**WHAT IS EXPECTED**: Copy, from the entries below, each line where the word "Veale" can be found.

**DATA FOR THIS TASK**:
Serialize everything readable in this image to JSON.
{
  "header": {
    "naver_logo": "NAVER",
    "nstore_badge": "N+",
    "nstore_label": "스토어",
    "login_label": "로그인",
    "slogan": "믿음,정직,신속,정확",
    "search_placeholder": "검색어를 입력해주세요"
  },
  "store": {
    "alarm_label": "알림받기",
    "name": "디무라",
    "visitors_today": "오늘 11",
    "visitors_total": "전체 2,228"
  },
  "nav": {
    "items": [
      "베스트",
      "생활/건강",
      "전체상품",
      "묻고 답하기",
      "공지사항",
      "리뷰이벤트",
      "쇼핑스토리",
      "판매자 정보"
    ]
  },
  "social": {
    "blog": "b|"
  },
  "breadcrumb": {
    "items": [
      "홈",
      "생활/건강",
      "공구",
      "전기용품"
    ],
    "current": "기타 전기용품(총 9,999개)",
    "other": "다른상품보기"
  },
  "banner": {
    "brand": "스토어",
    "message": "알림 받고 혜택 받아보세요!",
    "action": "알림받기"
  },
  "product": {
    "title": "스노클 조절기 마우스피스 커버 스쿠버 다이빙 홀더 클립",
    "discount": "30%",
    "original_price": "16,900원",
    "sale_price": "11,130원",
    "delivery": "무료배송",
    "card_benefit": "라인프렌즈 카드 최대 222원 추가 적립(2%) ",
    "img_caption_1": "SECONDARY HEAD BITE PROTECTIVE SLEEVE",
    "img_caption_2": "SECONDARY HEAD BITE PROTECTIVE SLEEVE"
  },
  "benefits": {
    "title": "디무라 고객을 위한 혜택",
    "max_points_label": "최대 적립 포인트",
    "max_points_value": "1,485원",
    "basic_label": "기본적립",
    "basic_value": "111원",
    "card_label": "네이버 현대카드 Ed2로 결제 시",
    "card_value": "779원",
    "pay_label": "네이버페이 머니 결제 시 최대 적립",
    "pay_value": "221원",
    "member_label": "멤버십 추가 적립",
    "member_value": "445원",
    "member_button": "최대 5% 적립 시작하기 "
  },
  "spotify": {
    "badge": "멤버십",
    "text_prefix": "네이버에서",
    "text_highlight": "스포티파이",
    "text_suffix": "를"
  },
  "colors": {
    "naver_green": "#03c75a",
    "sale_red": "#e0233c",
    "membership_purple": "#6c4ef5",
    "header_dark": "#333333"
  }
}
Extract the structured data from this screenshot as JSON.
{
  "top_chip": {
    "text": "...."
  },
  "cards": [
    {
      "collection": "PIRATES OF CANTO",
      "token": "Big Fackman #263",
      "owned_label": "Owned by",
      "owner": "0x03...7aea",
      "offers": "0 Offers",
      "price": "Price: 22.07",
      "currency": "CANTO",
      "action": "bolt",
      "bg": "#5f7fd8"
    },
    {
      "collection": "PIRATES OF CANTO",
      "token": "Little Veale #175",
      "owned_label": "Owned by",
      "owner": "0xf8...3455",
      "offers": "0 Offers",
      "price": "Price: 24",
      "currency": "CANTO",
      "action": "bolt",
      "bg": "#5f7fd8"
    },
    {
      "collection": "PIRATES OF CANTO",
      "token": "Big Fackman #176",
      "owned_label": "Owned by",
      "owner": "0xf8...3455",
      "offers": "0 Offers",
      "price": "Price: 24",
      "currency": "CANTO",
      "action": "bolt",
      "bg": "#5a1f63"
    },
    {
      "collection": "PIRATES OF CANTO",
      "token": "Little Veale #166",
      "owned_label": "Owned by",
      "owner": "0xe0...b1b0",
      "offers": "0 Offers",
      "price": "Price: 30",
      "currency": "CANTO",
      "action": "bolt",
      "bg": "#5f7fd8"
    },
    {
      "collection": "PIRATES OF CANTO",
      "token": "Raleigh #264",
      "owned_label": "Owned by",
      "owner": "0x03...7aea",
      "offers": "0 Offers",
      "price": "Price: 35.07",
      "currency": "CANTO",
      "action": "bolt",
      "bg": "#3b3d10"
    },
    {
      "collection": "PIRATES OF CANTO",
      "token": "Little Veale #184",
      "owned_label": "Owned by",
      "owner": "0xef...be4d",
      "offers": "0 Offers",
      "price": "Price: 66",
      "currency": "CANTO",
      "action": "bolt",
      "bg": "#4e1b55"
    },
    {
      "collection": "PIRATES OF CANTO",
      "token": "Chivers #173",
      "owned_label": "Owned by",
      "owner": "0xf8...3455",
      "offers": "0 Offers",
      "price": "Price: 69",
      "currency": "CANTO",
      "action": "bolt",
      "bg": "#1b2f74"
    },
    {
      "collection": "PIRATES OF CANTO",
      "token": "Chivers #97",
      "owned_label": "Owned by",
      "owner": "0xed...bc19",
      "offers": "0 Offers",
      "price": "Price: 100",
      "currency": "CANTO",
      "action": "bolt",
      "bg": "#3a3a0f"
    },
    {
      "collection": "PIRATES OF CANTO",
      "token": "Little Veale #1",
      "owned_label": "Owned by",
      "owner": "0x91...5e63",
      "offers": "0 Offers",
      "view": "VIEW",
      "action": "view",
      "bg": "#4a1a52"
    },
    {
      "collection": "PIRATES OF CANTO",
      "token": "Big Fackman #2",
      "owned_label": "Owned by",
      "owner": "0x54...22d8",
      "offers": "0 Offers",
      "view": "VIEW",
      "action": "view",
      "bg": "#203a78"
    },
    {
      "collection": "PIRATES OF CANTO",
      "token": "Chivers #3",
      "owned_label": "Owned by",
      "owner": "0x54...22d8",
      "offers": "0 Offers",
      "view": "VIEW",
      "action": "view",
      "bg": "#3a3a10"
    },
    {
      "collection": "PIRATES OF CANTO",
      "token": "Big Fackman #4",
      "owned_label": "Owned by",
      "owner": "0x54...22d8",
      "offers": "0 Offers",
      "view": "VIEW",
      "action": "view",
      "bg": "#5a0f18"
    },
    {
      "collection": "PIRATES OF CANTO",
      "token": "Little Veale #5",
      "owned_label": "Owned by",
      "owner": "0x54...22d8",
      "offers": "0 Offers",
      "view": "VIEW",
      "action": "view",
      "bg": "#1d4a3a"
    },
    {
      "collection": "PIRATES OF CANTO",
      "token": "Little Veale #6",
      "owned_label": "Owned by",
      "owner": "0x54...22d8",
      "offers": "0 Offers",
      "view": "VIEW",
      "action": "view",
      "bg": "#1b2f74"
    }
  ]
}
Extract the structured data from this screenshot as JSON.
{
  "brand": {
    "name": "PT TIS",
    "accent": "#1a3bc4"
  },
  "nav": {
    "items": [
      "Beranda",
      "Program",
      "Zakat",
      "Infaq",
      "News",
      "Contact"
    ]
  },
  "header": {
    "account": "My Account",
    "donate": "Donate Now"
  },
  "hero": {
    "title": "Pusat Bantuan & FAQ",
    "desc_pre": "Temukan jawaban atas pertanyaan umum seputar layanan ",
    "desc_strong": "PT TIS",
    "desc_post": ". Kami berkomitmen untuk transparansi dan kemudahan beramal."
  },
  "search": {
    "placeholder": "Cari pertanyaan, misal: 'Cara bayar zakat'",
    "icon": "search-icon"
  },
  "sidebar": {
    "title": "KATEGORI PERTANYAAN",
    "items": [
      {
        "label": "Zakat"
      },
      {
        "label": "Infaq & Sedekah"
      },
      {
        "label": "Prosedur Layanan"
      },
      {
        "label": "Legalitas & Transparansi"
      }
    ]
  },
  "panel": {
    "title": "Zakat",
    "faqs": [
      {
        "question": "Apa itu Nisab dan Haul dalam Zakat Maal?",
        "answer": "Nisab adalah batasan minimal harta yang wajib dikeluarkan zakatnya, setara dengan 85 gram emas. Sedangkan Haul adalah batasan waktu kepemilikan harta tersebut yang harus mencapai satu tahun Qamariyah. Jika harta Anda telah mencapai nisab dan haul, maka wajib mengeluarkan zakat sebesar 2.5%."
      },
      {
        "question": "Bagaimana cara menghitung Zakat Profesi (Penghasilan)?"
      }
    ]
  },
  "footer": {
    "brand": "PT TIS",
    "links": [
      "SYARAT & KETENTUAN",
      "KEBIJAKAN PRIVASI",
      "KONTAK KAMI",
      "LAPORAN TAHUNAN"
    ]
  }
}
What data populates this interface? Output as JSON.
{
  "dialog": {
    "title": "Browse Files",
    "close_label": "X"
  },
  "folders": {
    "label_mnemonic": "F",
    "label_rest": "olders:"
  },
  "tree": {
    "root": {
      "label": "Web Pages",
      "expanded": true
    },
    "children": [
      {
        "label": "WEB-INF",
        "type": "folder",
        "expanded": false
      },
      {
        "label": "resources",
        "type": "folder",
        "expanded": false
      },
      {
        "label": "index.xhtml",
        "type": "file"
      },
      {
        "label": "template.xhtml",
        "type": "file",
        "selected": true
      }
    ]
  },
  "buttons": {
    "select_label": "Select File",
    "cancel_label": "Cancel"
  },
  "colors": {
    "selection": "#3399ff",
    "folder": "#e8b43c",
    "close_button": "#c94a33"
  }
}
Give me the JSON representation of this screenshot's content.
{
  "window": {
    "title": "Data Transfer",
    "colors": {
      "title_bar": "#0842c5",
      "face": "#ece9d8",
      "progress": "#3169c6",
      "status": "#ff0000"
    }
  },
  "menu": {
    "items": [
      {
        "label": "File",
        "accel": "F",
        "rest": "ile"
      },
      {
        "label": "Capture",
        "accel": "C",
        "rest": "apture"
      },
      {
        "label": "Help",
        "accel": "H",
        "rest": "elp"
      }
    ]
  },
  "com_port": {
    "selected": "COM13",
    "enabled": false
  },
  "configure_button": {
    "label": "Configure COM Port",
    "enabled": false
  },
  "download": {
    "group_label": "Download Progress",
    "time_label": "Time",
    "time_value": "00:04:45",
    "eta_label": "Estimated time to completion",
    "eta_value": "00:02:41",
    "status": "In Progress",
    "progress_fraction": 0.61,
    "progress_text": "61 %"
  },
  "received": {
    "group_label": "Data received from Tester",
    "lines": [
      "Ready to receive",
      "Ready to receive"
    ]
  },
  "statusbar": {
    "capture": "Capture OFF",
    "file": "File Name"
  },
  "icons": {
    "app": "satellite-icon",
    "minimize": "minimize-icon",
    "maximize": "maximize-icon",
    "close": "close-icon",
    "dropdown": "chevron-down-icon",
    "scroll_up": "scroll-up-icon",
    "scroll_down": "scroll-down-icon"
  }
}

**OUTPUT FOR THIS EXERCISE**:
      "token": "Little Veale #175",
      "token": "Little Veale #166",
      "token": "Little Veale #184",
      "token": "Little Veale #1",
      "token": "Little Veale #5",
      "token": "Little Veale #6",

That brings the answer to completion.